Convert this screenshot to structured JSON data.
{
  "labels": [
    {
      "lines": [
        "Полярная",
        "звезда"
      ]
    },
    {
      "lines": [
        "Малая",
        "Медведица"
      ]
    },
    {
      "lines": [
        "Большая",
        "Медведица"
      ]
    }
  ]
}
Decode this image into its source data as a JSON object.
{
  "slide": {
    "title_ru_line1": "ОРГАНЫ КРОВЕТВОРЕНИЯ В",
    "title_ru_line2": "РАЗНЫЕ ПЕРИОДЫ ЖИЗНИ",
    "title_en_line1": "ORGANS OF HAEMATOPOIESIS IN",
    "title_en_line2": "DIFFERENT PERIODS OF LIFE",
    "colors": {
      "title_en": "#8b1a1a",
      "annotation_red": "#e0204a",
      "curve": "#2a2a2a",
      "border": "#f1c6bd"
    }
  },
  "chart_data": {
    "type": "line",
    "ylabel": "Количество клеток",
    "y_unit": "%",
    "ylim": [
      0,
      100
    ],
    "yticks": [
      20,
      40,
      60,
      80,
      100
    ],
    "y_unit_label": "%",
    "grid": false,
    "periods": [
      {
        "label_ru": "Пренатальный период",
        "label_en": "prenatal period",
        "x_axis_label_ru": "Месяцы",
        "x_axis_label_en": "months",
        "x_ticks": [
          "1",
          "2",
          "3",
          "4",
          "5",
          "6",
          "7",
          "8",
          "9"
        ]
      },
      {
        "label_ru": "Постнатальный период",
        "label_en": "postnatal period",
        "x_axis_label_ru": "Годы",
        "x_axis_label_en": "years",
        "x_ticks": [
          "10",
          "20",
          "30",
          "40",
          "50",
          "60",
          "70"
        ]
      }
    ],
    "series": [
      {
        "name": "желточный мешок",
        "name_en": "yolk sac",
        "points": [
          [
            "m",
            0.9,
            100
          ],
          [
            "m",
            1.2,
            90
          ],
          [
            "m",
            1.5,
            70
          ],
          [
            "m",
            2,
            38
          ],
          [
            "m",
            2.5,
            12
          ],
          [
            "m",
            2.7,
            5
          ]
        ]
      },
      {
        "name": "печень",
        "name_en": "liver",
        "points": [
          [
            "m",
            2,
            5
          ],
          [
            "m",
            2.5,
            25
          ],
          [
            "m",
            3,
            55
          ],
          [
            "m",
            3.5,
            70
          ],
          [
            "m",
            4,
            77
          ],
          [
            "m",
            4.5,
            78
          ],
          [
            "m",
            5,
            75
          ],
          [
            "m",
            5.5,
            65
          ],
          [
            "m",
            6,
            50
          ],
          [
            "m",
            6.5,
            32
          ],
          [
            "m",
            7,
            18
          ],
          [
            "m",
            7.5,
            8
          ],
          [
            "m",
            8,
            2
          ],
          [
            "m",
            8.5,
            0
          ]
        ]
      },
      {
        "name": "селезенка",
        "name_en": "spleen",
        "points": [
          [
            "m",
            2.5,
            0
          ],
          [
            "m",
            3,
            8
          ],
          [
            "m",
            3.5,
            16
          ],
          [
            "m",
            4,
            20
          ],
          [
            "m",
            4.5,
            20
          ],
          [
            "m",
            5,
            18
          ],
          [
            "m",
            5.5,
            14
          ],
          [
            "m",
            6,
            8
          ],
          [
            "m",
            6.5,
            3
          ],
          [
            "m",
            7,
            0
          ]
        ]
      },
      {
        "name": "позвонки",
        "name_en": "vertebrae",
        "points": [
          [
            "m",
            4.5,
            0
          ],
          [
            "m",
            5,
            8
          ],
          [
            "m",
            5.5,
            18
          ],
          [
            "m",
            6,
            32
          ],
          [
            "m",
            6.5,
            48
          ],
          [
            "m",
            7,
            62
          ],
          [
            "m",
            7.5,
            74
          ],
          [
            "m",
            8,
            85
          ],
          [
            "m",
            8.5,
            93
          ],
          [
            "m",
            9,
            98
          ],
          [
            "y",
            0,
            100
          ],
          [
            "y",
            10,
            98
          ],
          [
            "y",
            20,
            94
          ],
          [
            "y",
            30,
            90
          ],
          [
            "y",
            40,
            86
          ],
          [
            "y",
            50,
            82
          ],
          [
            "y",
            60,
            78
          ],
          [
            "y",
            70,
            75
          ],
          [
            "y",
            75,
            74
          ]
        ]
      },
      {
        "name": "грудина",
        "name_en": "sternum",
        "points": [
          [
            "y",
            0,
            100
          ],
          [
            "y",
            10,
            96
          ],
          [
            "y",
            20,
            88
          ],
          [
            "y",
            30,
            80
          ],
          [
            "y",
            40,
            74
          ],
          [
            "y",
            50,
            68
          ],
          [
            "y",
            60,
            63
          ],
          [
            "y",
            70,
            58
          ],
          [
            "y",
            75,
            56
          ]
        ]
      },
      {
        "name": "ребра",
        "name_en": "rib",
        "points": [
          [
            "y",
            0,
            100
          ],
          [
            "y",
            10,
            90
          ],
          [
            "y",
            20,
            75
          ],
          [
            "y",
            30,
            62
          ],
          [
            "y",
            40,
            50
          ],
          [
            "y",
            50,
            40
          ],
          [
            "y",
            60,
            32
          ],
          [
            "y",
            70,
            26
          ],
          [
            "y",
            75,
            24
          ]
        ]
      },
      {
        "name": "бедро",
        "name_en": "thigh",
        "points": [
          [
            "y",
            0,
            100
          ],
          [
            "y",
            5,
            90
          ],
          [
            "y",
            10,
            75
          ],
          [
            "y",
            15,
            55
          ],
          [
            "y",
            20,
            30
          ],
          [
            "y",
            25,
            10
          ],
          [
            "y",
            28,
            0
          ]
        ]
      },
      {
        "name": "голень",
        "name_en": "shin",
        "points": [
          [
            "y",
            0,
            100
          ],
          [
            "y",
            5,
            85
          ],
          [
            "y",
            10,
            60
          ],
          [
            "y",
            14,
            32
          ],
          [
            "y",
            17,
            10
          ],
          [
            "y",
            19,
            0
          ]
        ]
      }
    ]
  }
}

+---+

-- PROBLEM DETAILS --
Only a number is wanted here: how many lines in the data above include the string "this"?

-- OUTPUT --
2